TEXTE À LIRE:
▶

L’organique le dispute au psychique, comme le dégoût à la sensualité, et les "trouvailles" sont à la fois cocasses et rebutantes : le pod en matière vivante à la place de la console informatique, le cordon ombilical comme fil électrique, le bioport branché directement sur la moelle épinière, les batraciens mutants, et le pistolet en mâchoire de chien lançant des molaires en guise de balles....


 


 


 

Plus le monde se robotise et s’électronise, plus le quotidien s’englue inversement dans les débordements d’organes dégénérés, de viscères verdâtres, de tendons et de filaments nerveux qui cassent, s’emmêlent ou emprisonnent. Le sale, le laid, le sordide sont partout, la bestialité se cache mal derrière le ludique ou le scientifique, le faux se révèle plus appétant qu’un vrai médiocre et gris. L’homme du tout technologique est en somme resté proche du Néandertal, car l’horreur se love dans notre chair meurtrie aux plaies ouvertes, plus encore que dans l’imagination malade de notre cerveau schizophrène.


 


 


 

Alors que les jeux vidéo d’aujourd’hui adoptent un montage rapide, des couleurs fluo et une violence mécanique style pub ou clip, eXistenZ installe, non sans culot, un rythme lent et une image plastiquement très composée pour réfléchir ce jeu en vraie grandeur où les morts ne se relèvent plus et d’où l’on peut ramener dans un réel de plus en plus hypothétique d’étranges accessoires mouvants. En filmant la poursuite d’un couple formé du naïf ignorant et de la super-créatrice de jeux virtuels dans un espace-temps qui se dérobe sous leurs pieds et échappe à leur raison, David Cronenberg brouille les pistes du récit comme il bouscule les valeurs : le lisse, le clair et le froid du classique univers métallique de SF régressent, dans eXistenZ, vers le sanguin, le sombre et le chaud d’un vivant des premiers temps avec ses opérations monstrueuses et ses effrayantes réactions cellulaires que le cerveau ne contrôle plus.

◀

Enregistrements issus d'une collection:
▶

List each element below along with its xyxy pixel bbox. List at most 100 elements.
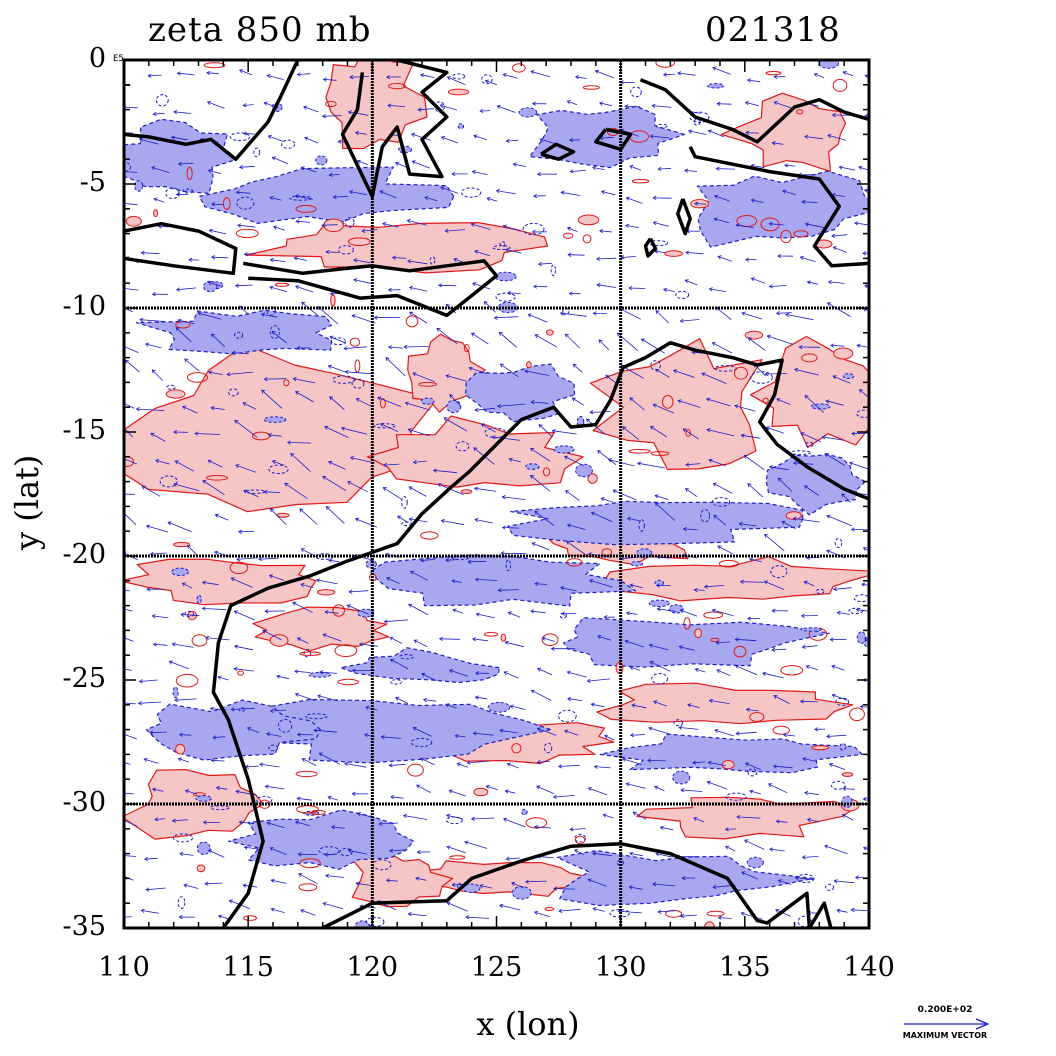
wind-vector-head <box>536 727 541 732</box>
wind-vector-head <box>260 312 266 317</box>
wind-vector-head <box>151 369 156 374</box>
wind-vector <box>832 375 851 384</box>
wind-vector-head <box>558 908 563 913</box>
wind-vector-head <box>682 526 687 532</box>
wind-vector <box>341 427 368 435</box>
wind-vector <box>392 257 407 259</box>
wind-vector-head <box>541 636 546 641</box>
wind-vector <box>631 704 647 709</box>
x-tick-label: 115 <box>222 952 274 983</box>
wind-vector-head <box>750 277 755 282</box>
wind-vector-head <box>593 764 598 769</box>
wind-vector <box>530 475 550 492</box>
wind-vector-head <box>115 872 119 875</box>
wind-vector-head <box>649 426 655 430</box>
wind-vector <box>530 448 551 462</box>
wind-vector <box>124 512 137 526</box>
wind-vector <box>124 589 131 592</box>
wind-vector <box>807 819 820 823</box>
wind-vector <box>449 394 462 407</box>
wind-vector-head <box>394 161 400 166</box>
wind-vector-head <box>384 552 390 557</box>
wind-vector-head <box>803 580 808 585</box>
wind-vector <box>445 559 457 561</box>
wind-vector <box>834 880 855 884</box>
positive-contour <box>407 763 424 777</box>
wind-vector-head <box>692 760 697 765</box>
wind-vector <box>712 609 734 617</box>
wind-vector-head <box>211 202 216 207</box>
wind-vector <box>409 311 428 324</box>
wind-vector-head <box>768 221 773 227</box>
wind-vector-head <box>505 856 510 861</box>
wind-vector-head <box>116 343 120 346</box>
wind-vector-head <box>272 225 278 230</box>
positive-contour <box>473 787 489 797</box>
wind-vector <box>601 497 613 503</box>
positive-contour <box>205 475 229 481</box>
negative-contour <box>856 409 869 418</box>
wind-vector-head <box>744 762 750 767</box>
wind-vector-head <box>624 639 629 644</box>
wind-vector <box>167 521 192 533</box>
wind-vector <box>769 223 784 226</box>
wind-vector <box>412 372 435 383</box>
wind-vector <box>323 634 342 642</box>
wind-vector-head <box>631 703 636 708</box>
wind-vector <box>773 765 793 769</box>
wind-vector <box>592 167 605 170</box>
wind-vector-head <box>303 105 308 110</box>
negative-contour <box>706 83 725 89</box>
positive-contour <box>334 644 358 657</box>
wind-vector <box>187 545 198 556</box>
wind-vector-head <box>805 664 810 669</box>
wind-vector-head <box>724 845 730 850</box>
wind-vector <box>211 759 225 762</box>
wind-vector <box>124 427 133 438</box>
wind-vector-head <box>508 457 513 462</box>
wind-vector <box>828 281 845 284</box>
positive-contour <box>546 329 554 336</box>
wind-vector <box>682 428 699 440</box>
wind-vector <box>317 695 338 702</box>
wind-vector <box>269 575 285 581</box>
negative-contour <box>834 538 843 548</box>
wind-vector <box>552 430 577 435</box>
wind-vector <box>146 887 166 891</box>
wind-vector-head <box>512 162 517 167</box>
wind-vector-head <box>629 583 634 588</box>
wind-vector-head <box>445 813 451 818</box>
wind-vector-head <box>629 397 634 402</box>
negative-contour <box>253 147 261 158</box>
wind-vector-head <box>801 855 806 860</box>
negative-contour <box>648 599 670 607</box>
wind-vector <box>234 420 258 438</box>
wind-vector <box>590 411 611 413</box>
wind-vector-head <box>234 419 239 424</box>
negative-contour <box>177 896 186 909</box>
wind-vector-head <box>112 397 116 400</box>
wind-vector-head <box>446 901 451 906</box>
wind-vector <box>141 252 160 255</box>
wind-vector-head <box>330 825 336 830</box>
wind-vector <box>438 284 457 287</box>
wind-vector-head <box>209 706 214 711</box>
wind-vector <box>475 696 488 700</box>
wind-vector-head <box>677 399 682 404</box>
wind-vector-head <box>679 609 684 614</box>
wind-vector-head <box>707 129 712 134</box>
wind-vector-head <box>284 482 289 487</box>
wind-vector <box>144 857 158 860</box>
wind-vector <box>693 817 705 823</box>
wind-vector-head <box>207 849 213 854</box>
wind-vector-head <box>440 518 445 524</box>
x-tick-label: 125 <box>470 952 523 983</box>
wind-vector <box>807 281 819 285</box>
wind-vector-head <box>408 517 413 522</box>
wind-vector <box>441 520 465 526</box>
negative-contour <box>816 588 825 595</box>
wind-vector-head <box>424 196 429 201</box>
wind-vector <box>764 581 785 590</box>
wind-vector <box>802 856 819 858</box>
wind-vector-head <box>586 678 591 683</box>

◀

CONSIGNE 1: Dans les enregistrements, commencez à la ligne qui contient « wind-vector-head <box>536 727 541 732</box> » et arrêtez-vous après celle qui contient « wind-vector <box>631 704 647 709</box> ». Reproduisez uniquement ces lignes en y remplaçant « wind-vector-head » par « vector-tip », sans rien modifier d'autre.
CONSIGNE 2: Poursuivez la critique du film eXistenZ à partir de sa dernière phrase.

RÉPONSE RÉDIGÉE 1:
vector-tip <box>536 727 541 732</box>
vector-tip <box>260 312 266 317</box>
vector-tip <box>151 369 156 374</box>
wind-vector <box>832 375 851 384</box>
vector-tip <box>558 908 563 913</box>
vector-tip <box>682 526 687 532</box>
wind-vector <box>341 427 368 435</box>
wind-vector <box>392 257 407 259</box>
vector-tip <box>541 636 546 641</box>
wind-vector <box>631 704 647 709</box>

RÉPONSE RÉDIGÉE 2:
 


 


 

Mais eXistenZ est aussi un jeu, et, s’il tourne mal pour les protagonistes de l’histoire, il ravira les spectateurs par l’intelligente habileté d’une réalisation qui ne tombe dans aucun piège du genre, autour duquel le cinéaste tourne d’abord élégamment, avant d’abandonner le film au vertige d’une spirale dramatique qui le précipite au cœur d’un ailleurs délicieusement fantastique.

René Prédal
Jeune Cinéma n°255, mai-juin 1999

1. Crash Divagations, et Crash. À propos de sa réception à Cannes, Jeune Cinéma n°239, septembre-octobre 1996.


eXistenZ. Réal, sc : David Cronenberg ; ph : Peur Suschitzky ; mont : Ronald Sanders ; mu : Howard Shore ; déc : Carol Spier. Int : Jennifer Jason-Leigh, Jude Law, Ian Holm, Willem Dafoe, Don McKellar, Callum Keith Rennie, Christopher Eccleston, Sarah Polley (Canada-Royaume-Uni-France, 1998, 96 mn).